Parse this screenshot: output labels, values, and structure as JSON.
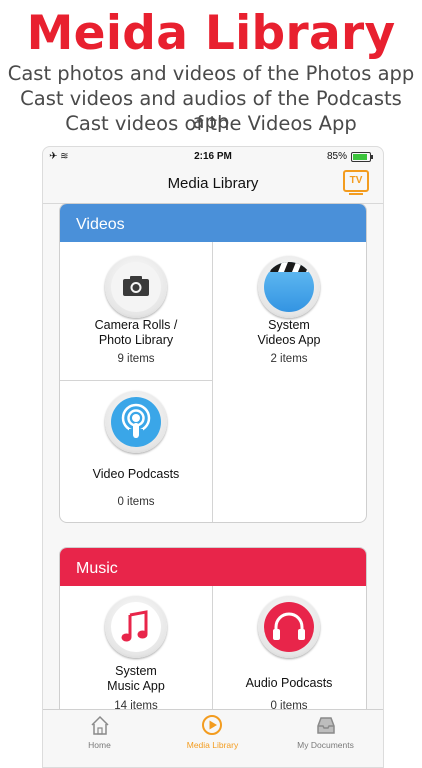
{
  "promo": {
    "headline": "Meida Library",
    "lines": [
      "Cast photos and videos of the Photos app",
      "Cast videos and audios of the Podcasts app",
      "Cast videos of the Videos App"
    ]
  },
  "status_bar": {
    "time": "2:16 PM",
    "battery_percent": "85%",
    "battery_level": 0.85
  },
  "nav": {
    "title": "Media Library",
    "tv_button_label": "TV"
  },
  "sections": [
    {
      "title": "Videos",
      "color": "#4a90d9",
      "items": [
        {
          "label_line1": "Camera Rolls /",
          "label_line2": "Photo Library",
          "count": "9 items",
          "icon": "camera-icon"
        },
        {
          "label_line1": "System",
          "label_line2": "Videos App",
          "count": "2 items",
          "icon": "clapperboard-icon"
        },
        {
          "label_line1": "Video Podcasts",
          "label_line2": "",
          "count": "0 items",
          "icon": "podcast-icon"
        }
      ]
    },
    {
      "title": "Music",
      "color": "#e8254a",
      "items": [
        {
          "label_line1": "System",
          "label_line2": "Music App",
          "count": "14 items",
          "icon": "music-note-icon"
        },
        {
          "label_line1": "Audio Podcasts",
          "label_line2": "",
          "count": "0 items",
          "icon": "headphones-icon"
        }
      ]
    }
  ],
  "tabs": [
    {
      "label": "Home",
      "icon": "house-icon"
    },
    {
      "label": "Media Library",
      "icon": "play-circle-icon",
      "active": true
    },
    {
      "label": "My Documents",
      "icon": "inbox-tray-icon"
    }
  ],
  "colors": {
    "accent": "#f39c1f",
    "headline": "#e8202f"
  }
}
+++
__Required work__:
Print all of the records shown above exactly, leaving out each picture.

__Response to this task__:
Parse this screenshot: output labels, values, and structure as JSON.
{
  "promo": {
    "headline": "Meida Library",
    "lines": [
      "Cast photos and videos of the Photos app",
      "Cast videos and audios of the Podcasts app",
      "Cast videos of the Videos App"
    ]
  },
  "status_bar": {
    "time": "2:16 PM",
    "battery_percent": "85%",
    "battery_level": 0.85
  },
  "nav": {
    "title": "Media Library",
    "tv_button_label": "TV"
  },
  "sections": [
    {
      "title": "Videos",
      "color": "#4a90d9",
      "items": [
        {
          "label_line1": "Camera Rolls /",
          "label_line2": "Photo Library",
          "count": "9 items",
          "icon": "camera-icon"
        },
        {
          "label_line1": "System",
          "label_line2": "Videos App",
          "count": "2 items",
          "icon": "clapperboard-icon"
        },
        {
          "label_line1": "Video Podcasts",
          "label_line2": "",
          "count": "0 items",
          "icon": "podcast-icon"
        }
      ]
    },
    {
      "title": "Music",
      "color": "#e8254a",
      "items": [
        {
          "label_line1": "System",
          "label_line2": "Music App",
          "count": "14 items",
          "icon": "music-note-icon"
        },
        {
          "label_line1": "Audio Podcasts",
          "label_line2": "",
          "count": "0 items",
          "icon": "headphones-icon"
        }
      ]
    }
  ],
  "tabs": [
    {
      "label": "Home",
      "icon": "house-icon"
    },
    {
      "label": "Media Library",
      "icon": "play-circle-icon",
      "active": true
    },
    {
      "label": "My Documents",
      "icon": "inbox-tray-icon"
    }
  ],
  "colors": {
    "accent": "#f39c1f",
    "headline": "#e8202f"
  }
}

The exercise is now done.